提供された抜粋>
—————

マーチのEP71スターレットターボ・マーチスーパーターボ・PD1989.6NEKOスポーツEP71ターボ東名自動車マーチスーパーターボ・ダートトライアル・ライバル対決に関するカスタム事例
2022年02月11日 15時56分
PD 1989.6
ダートラーCII マシンライバル対決試乗
EP71ターボvs マーチスーパーターボ
◾新設されたCII クラスは、いままでのクラス区分のなかに使えるクルマがない。
マシン製作は手探りの状態だ。そこで早々と登場した小林且雄EP71Tと土方重昭
マーチSTを徹底チェックし、両車の可能性を探ってみた。
東名自動車マーチスーパーターボ
●ラリーのBクラスはマーチRの出現で、あっというまにワンメークに近い状況に
なってしまっている。ダートラでは排気量区分がラリーとは違うため、EP71ターボ
とういう強敵がいるものの、AII クラスでは勢力を2分している。今後CII クラスでも
EP71ターボとマーチの勝負が見ものになると思われる。C地区第2戦でデビューした
土方重昭選手のCII 仕様マーチスーパーターボは、おそらく全国でも初めてデビュー
したマシンだろう。
CクラスはFIAもしくはJAFの車両公認が必要なため、このクラスに出場するには
マーチRではだめで、FIAの公認があるマーチスーパーターボをベースとしなければ
ならない。
今回のマーチの仕様は、まだパーツがそろっていないということと、土方選手が
FFに慣れていないという2つの理由から、かなりA車両に近いチューニングとなって
いる。唯一目立つ点といえば、FIA公認のアルミロールケージくらいのものだ。
その他のチューニングポイントを土方選手に聞いてみると
「とりあえず基本となるボディをしっかり作っておこうということで、ボディ補強
は海外ラリーに近い仕様にしてあります。エンジンは現在のところ150PS程度。
180PSくらいまでチューンできるようですが、それはドライバーがクルマに慣れて
サスペンションのセッティングが完了してから、と思っています」というところだ。
◆小林且雄のマーチSTインプレッション◆
とにかく軽さがいいよね。ぼくのクルマに比べるとむちゃくちゃ軽い感じがする。
マーチスーパーターボは排気量が930ccで、ターボ係数を掛けても1600cc以下の
クラスに入るから、最低重量制限が750kgになる。つまり、ぼくのEP71と単純に
140kgも違うわけだよね。
A車で走っているマーチRがノーマルで740kgだから、ほとんどA車と同じ感覚に
なるかな。ノーマルのクルマに乗ったことがないから、よくわからないところも
あるけど操縦性はとても素直だし、A車のいいところを残しているよね。

—————

提供データ>
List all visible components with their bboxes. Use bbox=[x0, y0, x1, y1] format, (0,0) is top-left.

—————

短い課題 1>
マーチスーパーターボの記事について、次の問いに答えてもらえますか？
(a) Cクラスに出場するには、FIAもしくはJAFの何が必要ですか？
(b) 土方選手のマーチのエンジンは、現在のところ何PS程度ですか？
(c) マーチスーパーターボの排気量は何ccですか？
短い課題 2>
マーチスーパーターボの記事を、最後の文の後から続けて書いてもらえますか？

課題の出力 1>
(a) 車両公認
(b) 150PS程度
(c) 930cc

課題の出力 2>
ただし、ちょっと気になったのが、トランクションのなさだね。今のところあまり
パワーが出ていないし、今日は特にエンジンのセッティングがいまいちだったから
パワーもノーマルとほとんど変わらないくらいでしょう。このくらいだったら
バランスも悪くないから、とても楽に乗れるだけど、今後、パワーを上げていった
ときに、ちゃんとパワーが路面に伝わってくれるかどうかが、チューニングの
ポイントになるんじゃないの。やっぱりボディが50PS程度の設定で作られている
から100PS以上のパワーを受けられるだけの容量がないみたいだ。ぼくのEPでも
トランクションということにかなり苦労しているからマーチはもっと大変なんじゃ
ないかな。
でも低速域をスーパーチャージャーで過給しているから、上のパワーを上げて
いった場合でもレスポンスが落ちないのがいいよね。日産では今後グループAの
ラリー用パーツをかなり出す予定らしいからそれが出たときは怖い存在になるね。
ただしチューニングは、スーパーチャージャーとターボチャージャーをダートラに
会わせてどう使いこなすかが難しいだろうね。あまりターボを大きくしてしまうと
下のほうでパワーが出なくなって、スーパーチャージャーを使う回転域が多くなって
しまうから、中速トルクが落ち込むんじゃないかな。いろいろとついているのは
便利だけれども、チューニングしていくには頭を悩ますエンジンだよね。
サスペンションは、現状ではソフトなほうの強化ブッシュに替え、ショック
アブソーバーとスプリングはラリー用のままだから可もなく不可もない。軽いボディ
重量も手伝ってレスポンスはいいよね。ただしリヤのリジットアクスルを支えている
ロッドの取り付けがあまり良くないせいか、リヤの落ち着きが少し悪い。S字なんか
でもスーッときれいに流れずに、3回くらい修正を繰り返す感じがあるんだね。土方
選手に聞いたら、今後はアッパーリンクをもっと長いものに替えて、ロールセンター
も変更するということだからだいぶ良くなるんじゃないかな。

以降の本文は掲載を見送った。